## [Your task]
Write out the listing below without alteration, omitting its pictures.

## [Provided data]
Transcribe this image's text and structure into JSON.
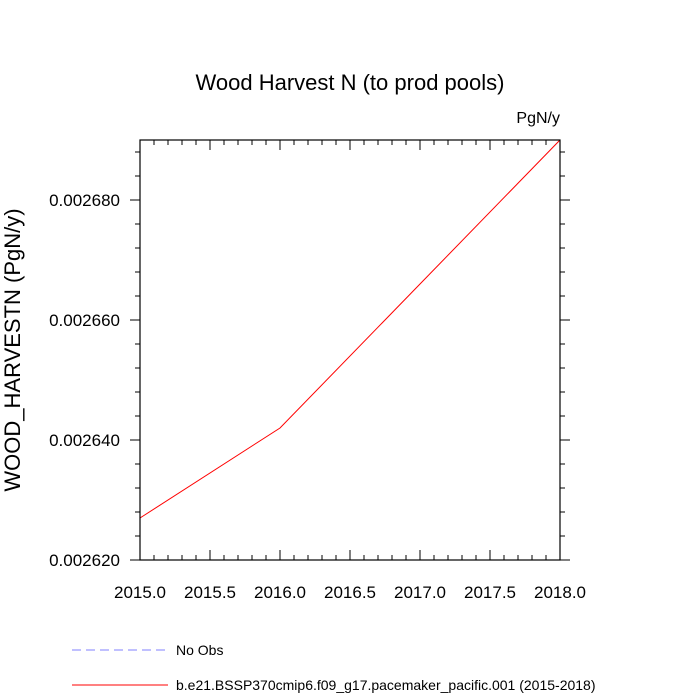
{
  "chart_data": {
    "type": "line",
    "title": "Wood Harvest N (to prod pools)",
    "units": "PgN/y",
    "ylabel": "WOOD_HARVESTN  (PgN/y)",
    "xlabel": "",
    "xlim": [
      2015.0,
      2018.0
    ],
    "ylim": [
      0.00262,
      0.00269
    ],
    "x_ticks": [
      "2015.0",
      "2015.5",
      "2016.0",
      "2016.5",
      "2017.0",
      "2017.5",
      "2018.0"
    ],
    "y_ticks": [
      "0.002620",
      "0.002640",
      "0.002660",
      "0.002680"
    ],
    "grid": false,
    "legend_position": "bottom",
    "series": [
      {
        "name": "b.e21.BSSP370cmip6.f09_g17.pacemaker_pacific.001 (2015-2018)",
        "color": "#ff0000",
        "dash": "solid",
        "x": [
          2015,
          2016,
          2017,
          2018
        ],
        "y": [
          0.002627,
          0.002642,
          0.002666,
          0.00269
        ]
      }
    ],
    "legend": [
      {
        "label": "No Obs",
        "color": "#8080ff",
        "dash": "dashed"
      },
      {
        "label": "b.e21.BSSP370cmip6.f09_g17.pacemaker_pacific.001 (2015-2018)",
        "color": "#ff0000",
        "dash": "solid"
      }
    ]
  }
}
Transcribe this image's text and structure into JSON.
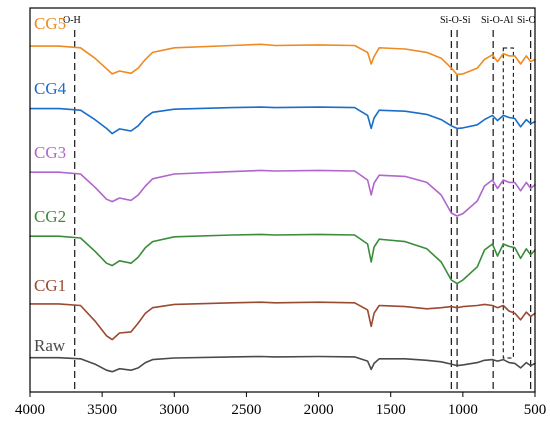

## [Output of the task]
Transcribe this image's text and structure into JSON.
{
  "chart_data": {
    "type": "line",
    "title": "Wood Harvest N (to prod pools)",
    "units": "PgN/y",
    "ylabel": "WOOD_HARVESTN  (PgN/y)",
    "xlabel": "",
    "xlim": [
      2015.0,
      2018.0
    ],
    "ylim": [
      0.00262,
      0.00269
    ],
    "x_ticks": [
      "2015.0",
      "2015.5",
      "2016.0",
      "2016.5",
      "2017.0",
      "2017.5",
      "2018.0"
    ],
    "y_ticks": [
      "0.002620",
      "0.002640",
      "0.002660",
      "0.002680"
    ],
    "grid": false,
    "legend_position": "bottom",
    "series": [
      {
        "name": "b.e21.BSSP370cmip6.f09_g17.pacemaker_pacific.001 (2015-2018)",
        "color": "#ff0000",
        "dash": "solid",
        "x": [
          2015,
          2016,
          2017,
          2018
        ],
        "y": [
          0.002627,
          0.002642,
          0.002666,
          0.00269
        ]
      }
    ],
    "legend": [
      {
        "label": "No Obs",
        "color": "#8080ff",
        "dash": "dashed"
      },
      {
        "label": "b.e21.BSSP370cmip6.f09_g17.pacemaker_pacific.001 (2015-2018)",
        "color": "#ff0000",
        "dash": "solid"
      }
    ]
  }
}
Transcribe this image's text and structure into JSON.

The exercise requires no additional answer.